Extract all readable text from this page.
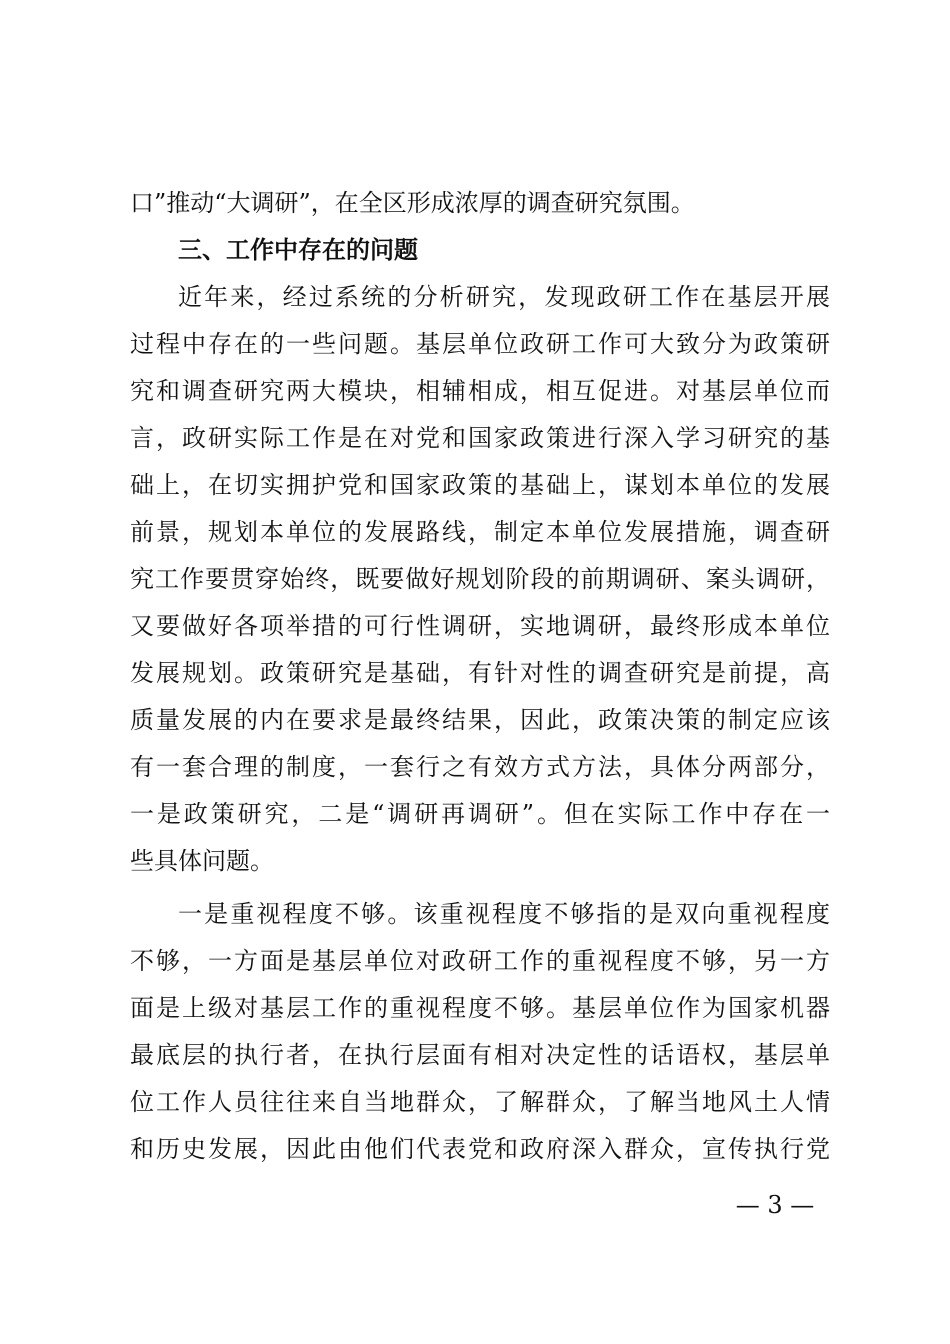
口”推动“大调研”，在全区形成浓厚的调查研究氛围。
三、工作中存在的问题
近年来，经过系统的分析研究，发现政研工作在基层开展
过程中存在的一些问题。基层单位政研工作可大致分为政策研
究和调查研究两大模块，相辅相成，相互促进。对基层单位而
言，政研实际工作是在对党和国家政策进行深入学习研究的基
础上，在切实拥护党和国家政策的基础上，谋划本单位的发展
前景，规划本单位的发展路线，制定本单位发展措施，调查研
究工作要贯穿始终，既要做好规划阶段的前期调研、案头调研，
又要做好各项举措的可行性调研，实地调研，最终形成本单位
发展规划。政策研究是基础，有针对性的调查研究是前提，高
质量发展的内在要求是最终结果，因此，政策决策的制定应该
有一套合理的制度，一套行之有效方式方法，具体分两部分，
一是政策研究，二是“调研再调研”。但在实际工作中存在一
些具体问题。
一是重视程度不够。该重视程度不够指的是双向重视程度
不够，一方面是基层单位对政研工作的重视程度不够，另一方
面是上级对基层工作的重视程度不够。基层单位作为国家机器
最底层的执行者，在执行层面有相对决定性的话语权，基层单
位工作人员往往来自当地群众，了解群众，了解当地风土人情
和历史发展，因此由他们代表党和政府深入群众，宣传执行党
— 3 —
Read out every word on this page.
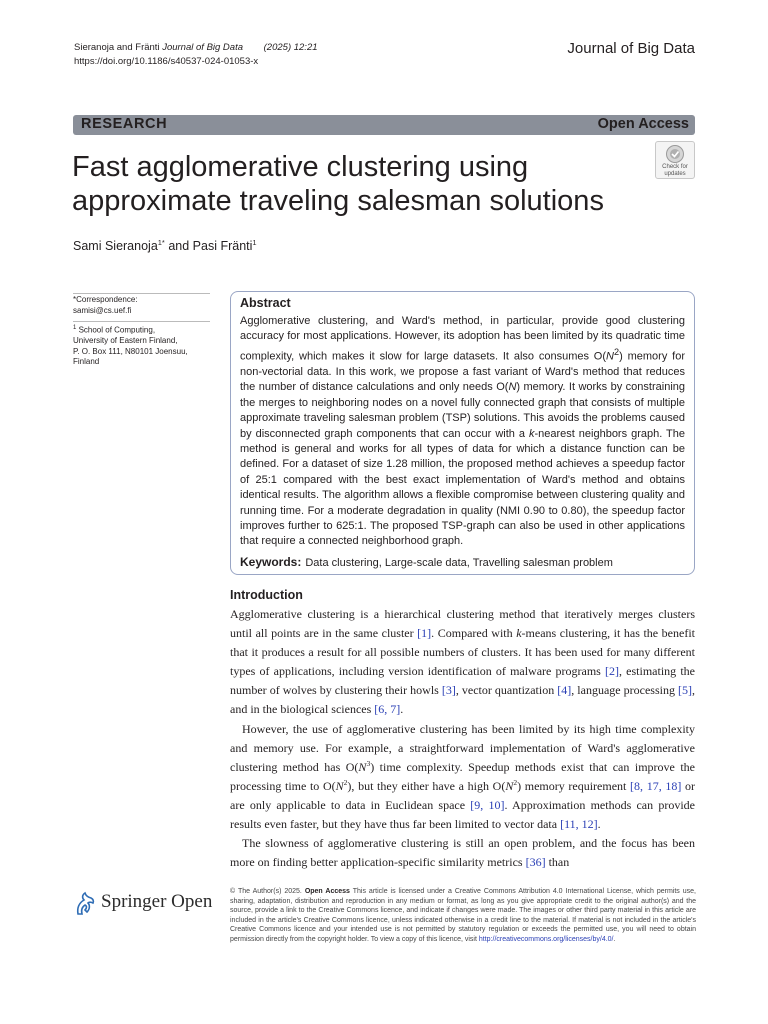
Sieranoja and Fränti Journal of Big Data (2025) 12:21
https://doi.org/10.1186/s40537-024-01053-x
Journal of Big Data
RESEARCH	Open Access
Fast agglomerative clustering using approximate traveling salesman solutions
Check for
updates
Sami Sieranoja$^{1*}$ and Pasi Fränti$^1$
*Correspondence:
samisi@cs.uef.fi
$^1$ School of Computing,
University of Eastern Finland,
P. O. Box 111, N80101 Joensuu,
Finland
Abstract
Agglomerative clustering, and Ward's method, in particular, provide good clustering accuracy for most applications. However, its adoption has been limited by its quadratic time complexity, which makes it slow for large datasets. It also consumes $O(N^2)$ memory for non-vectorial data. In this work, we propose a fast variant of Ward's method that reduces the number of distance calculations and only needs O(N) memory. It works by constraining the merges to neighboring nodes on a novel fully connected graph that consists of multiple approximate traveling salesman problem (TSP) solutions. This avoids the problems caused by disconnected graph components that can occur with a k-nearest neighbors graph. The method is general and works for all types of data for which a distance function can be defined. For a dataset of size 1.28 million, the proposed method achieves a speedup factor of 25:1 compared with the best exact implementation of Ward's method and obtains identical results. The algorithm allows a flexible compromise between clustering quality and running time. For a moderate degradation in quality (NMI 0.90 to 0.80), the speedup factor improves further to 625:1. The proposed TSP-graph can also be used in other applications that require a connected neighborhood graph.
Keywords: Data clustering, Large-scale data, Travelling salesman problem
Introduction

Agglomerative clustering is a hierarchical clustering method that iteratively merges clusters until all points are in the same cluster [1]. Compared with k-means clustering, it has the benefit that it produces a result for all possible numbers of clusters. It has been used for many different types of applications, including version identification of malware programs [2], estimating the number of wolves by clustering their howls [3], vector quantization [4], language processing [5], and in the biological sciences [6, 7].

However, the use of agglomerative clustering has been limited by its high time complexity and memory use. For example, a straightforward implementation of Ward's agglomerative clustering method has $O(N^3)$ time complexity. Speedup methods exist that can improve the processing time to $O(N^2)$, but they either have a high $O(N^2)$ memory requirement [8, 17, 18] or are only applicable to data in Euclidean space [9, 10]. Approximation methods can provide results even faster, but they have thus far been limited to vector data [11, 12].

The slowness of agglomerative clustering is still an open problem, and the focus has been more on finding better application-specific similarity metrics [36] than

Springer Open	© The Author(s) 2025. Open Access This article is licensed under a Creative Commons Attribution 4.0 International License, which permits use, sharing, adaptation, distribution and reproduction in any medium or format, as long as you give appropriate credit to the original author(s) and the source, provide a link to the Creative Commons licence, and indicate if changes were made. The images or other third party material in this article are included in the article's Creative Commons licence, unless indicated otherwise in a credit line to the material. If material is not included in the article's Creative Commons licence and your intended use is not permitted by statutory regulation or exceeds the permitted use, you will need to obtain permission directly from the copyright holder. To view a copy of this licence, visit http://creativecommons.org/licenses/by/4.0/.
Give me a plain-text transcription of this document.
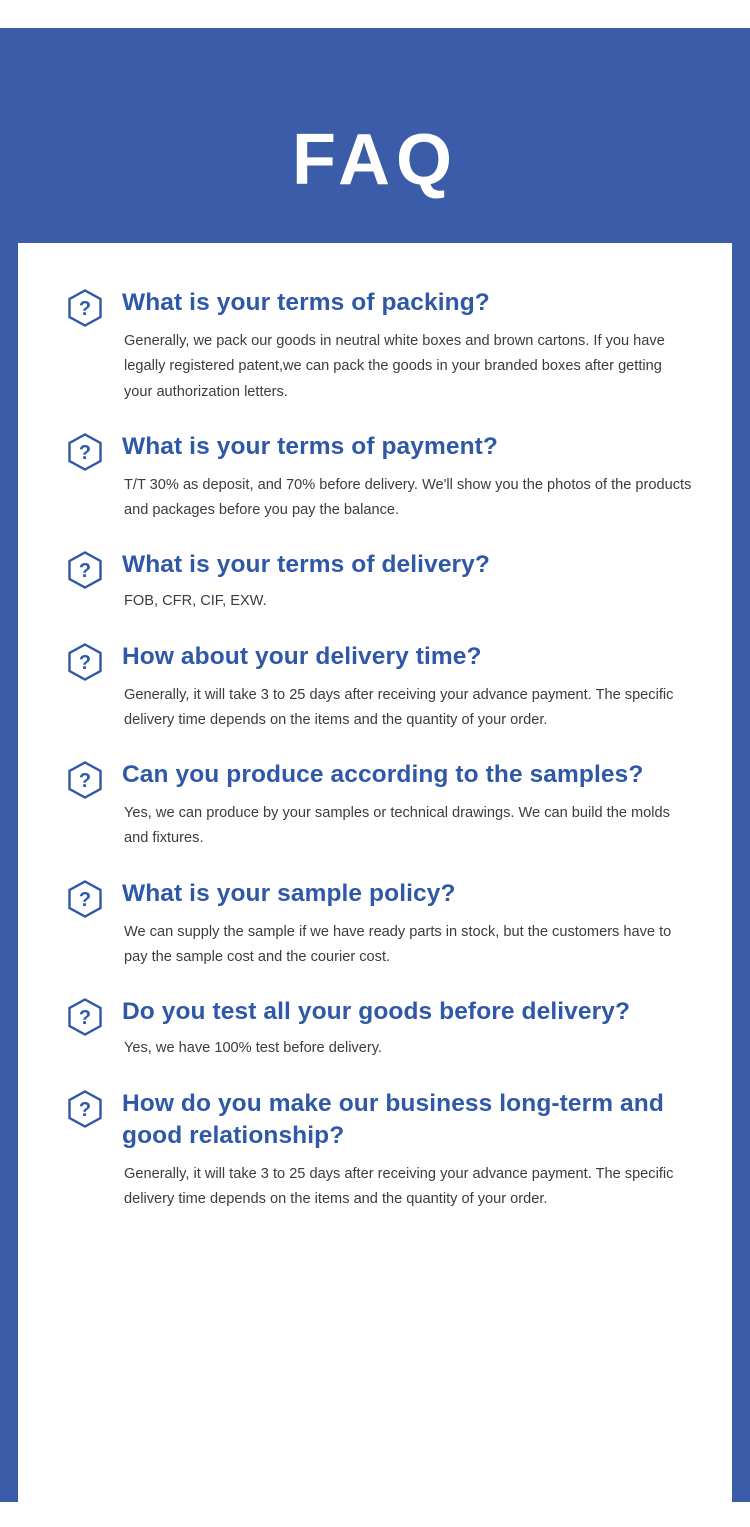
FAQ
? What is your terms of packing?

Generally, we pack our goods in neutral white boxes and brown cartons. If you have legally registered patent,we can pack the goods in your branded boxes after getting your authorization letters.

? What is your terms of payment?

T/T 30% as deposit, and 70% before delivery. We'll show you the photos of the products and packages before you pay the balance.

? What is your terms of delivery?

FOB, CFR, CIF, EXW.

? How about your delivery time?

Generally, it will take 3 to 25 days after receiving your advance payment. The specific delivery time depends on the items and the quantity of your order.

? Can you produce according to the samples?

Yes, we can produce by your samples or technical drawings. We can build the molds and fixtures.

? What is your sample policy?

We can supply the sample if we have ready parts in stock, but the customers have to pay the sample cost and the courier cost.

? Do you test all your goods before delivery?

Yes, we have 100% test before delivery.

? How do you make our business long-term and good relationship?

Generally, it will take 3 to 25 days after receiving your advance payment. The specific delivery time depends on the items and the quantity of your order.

──────────────────────────────

Find and copy every line in the entries above where the string "processing" occurs.

◆ Task output
Agglomerative clustering is a hierarchical clustering method that iteratively merges clusters until all points are in the same cluster [1]. Compared with k-means clustering, it has the benefit that it produces a result for all possible numbers of clusters. It has been used for many different types of applications, including version identification of malware programs [2], estimating the number of wolves by clustering their howls [3], vector quantization [4], language processing [5], and in the biological sciences [6, 7].
However, the use of agglomerative clustering has been limited by its high time complexity and memory use. For example, a straightforward implementation of Ward's agglomerative clustering method has $O(N^3)$ time complexity. Speedup methods exist that can improve the processing time to $O(N^2)$, but they either have a high $O(N^2)$ memory requirement [8, 17, 18] or are only applicable to data in Euclidean space [9, 10]. Approximation methods can provide results even faster, but they have thus far been limited to vector data [11, 12].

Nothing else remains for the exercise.